-- Start of Supplied data --
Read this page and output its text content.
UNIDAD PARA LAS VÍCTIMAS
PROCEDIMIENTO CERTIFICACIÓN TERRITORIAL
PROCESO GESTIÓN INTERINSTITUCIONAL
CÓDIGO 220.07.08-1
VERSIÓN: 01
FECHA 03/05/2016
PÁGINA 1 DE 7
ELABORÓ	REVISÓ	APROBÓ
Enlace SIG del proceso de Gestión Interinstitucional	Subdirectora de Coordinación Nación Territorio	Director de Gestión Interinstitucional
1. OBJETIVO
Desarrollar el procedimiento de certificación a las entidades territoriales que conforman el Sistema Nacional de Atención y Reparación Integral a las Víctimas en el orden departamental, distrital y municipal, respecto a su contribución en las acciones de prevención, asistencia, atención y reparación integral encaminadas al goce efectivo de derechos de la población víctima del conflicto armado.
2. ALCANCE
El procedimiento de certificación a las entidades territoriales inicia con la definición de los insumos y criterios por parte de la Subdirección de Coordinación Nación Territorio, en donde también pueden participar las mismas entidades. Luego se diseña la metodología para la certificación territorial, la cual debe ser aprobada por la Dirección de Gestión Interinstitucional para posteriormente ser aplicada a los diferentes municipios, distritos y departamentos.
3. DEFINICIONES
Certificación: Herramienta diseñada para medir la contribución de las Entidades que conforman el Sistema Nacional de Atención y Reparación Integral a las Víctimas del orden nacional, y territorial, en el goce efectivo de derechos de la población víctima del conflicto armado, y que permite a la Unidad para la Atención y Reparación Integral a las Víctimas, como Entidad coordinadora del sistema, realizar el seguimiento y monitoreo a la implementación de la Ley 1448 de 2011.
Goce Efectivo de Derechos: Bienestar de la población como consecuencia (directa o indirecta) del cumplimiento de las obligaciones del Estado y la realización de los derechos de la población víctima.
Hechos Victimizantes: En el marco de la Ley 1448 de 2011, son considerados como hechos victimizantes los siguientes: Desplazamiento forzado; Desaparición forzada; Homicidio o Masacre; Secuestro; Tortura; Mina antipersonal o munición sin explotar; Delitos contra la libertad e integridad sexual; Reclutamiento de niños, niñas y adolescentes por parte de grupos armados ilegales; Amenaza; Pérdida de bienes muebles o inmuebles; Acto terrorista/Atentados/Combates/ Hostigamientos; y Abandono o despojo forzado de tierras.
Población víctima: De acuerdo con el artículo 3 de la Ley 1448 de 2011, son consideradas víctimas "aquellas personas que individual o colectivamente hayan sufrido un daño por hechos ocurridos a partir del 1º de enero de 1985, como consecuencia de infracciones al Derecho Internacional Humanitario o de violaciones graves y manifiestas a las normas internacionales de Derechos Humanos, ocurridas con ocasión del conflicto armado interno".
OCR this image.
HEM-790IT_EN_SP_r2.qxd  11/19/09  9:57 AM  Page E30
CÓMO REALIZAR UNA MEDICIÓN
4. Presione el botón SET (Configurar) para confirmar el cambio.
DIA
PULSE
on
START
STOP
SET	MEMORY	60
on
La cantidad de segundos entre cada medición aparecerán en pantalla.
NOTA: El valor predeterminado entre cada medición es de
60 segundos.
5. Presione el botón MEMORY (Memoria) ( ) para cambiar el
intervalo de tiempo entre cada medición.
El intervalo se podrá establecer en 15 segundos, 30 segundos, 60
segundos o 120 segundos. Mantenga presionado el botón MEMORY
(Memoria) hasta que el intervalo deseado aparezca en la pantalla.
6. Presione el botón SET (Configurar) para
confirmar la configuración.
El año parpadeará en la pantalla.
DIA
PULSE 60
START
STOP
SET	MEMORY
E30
-- End of Supplied data --
The exercise =>
Find all lines with "segundos" in them and copy each one.

Response to this task =>
La cantidad de segundos entre cada medición aparecerán en pantalla.
60 segundos.
El intervalo se podrá establecer en 15 segundos, 30 segundos, 60
segundos o 120 segundos. Mantenga presionado el botón MEMORY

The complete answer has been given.